Selected passage:
So if you're a savvy drug marketer, what do you do? The best solution, from a revenue standpoint, is to try to do what we docs might call a "left shift"--move the threshold for prescribing the drug from X to Y:

Let's zoom in and take a closer look at the newly expanded gray area as a result of the "left shift":

The shape of the bell curve shows us why the "left shift" is a marketer's dream. You have moved the threshold line perhaps very little. (Let's say for example you decide that instead of trying to reach a target blood pressure of 140, you decide to try to reduce the blood pressure below 130.) But, if you do a little measuring, you'll see that in this hypothetical example (not related to blood pressure), you have increased the gray area under the curve by a factor of at least 4.

For marketing purposes this is great--you have 4 times as many folks out there to whom you can try to sell your drug (either by the reps marketing to their docs, or by direct-to-consumer ads).
For purposes of improving the health of the population, it's a disaster. NNT goes way up-- you have to treat many more patients for a single one to benefit. The number of patients sufferuing adverse reactions goes up by the same factor of 4. The ratio of benefit to harm turns very negative.
So--how can the marketers make this left shift happen? We go into several mechanisms in the article, and give specific examples of which drugs have recently been marketed by each technique. None of these techniques will be strangers to regular readers of this blog. Briefly, we discuss: reducing the thresholds for diagnosing the disease (the magic cutoff for diabetes used to be blood sugar of 140, then 126, and finally 110, with the guidelines suggesting these changes often being written by docs with financial ties to drugmakers); using surrogate endpoints such as blood pressure, blood sugar, etc. to sell drugs that don't change the outcomes really important to patients like preventing stroke, heart attacks, and deaths; exaggerating benefits; minimizing adverse effects; creating new diseases like "social phobia" or making previous non-disease states into diseases (like osteopenia); and promoting off-label prescribing.
We then run the drill about what needs to be done to halt each type of marketing ploy, and to remind docs that they are supposed to treat patients first and not become the tools of the industry's marketing mechanism.

I believe our single most important line is: "Our claim, therefore, is not that the pharmaceutical industry sets out to market bad drugs. Rather, the scientific arm of the industry works hard to discover new drugs that are both effective and safe. The marketing arm then turns those good drugs into bad drugs, in effect, by extending their use beyond the proper evidence base."

Input data:
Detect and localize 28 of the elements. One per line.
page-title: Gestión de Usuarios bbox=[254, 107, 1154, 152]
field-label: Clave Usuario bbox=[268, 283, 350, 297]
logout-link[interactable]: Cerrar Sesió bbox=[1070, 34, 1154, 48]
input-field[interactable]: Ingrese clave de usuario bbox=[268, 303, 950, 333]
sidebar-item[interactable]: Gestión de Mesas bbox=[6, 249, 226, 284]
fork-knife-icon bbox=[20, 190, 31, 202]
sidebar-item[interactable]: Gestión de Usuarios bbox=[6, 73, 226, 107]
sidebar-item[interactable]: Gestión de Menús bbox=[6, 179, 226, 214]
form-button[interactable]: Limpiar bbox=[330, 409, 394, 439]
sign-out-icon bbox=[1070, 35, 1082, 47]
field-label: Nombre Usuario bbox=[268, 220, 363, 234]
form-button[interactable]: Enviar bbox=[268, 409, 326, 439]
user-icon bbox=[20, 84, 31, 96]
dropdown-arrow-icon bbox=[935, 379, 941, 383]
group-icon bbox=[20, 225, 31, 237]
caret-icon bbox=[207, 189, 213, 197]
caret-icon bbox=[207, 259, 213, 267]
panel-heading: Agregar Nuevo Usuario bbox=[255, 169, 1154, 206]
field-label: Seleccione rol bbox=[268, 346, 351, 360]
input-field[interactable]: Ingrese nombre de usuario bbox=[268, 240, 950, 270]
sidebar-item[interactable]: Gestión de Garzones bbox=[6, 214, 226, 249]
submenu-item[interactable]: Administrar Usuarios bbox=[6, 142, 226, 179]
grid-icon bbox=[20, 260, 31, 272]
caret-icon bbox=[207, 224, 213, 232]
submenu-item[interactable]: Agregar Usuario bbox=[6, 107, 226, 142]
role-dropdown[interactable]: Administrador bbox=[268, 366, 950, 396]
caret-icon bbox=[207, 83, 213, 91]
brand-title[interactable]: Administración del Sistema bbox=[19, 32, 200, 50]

About this task:
Could you reproduce, word for word, the part of the drug-marketing passage above between "Let's zoom in" and "at least 4.", inclusive?

Task solution:
Let's zoom in and take a closer look at the newly expanded gray area as a result of the "left shift":

The shape of the bell curve shows us why the "left shift" is a marketer's dream. You have moved the threshold line perhaps very little. (Let's say for example you decide that instead of trying to reach a target blood pressure of 140, you decide to try to reduce the blood pressure below 130.) But, if you do a little measuring, you'll see that in this hypothetical example (not related to blood pressure), you have increased the gray area under the curve by a factor of at least 4.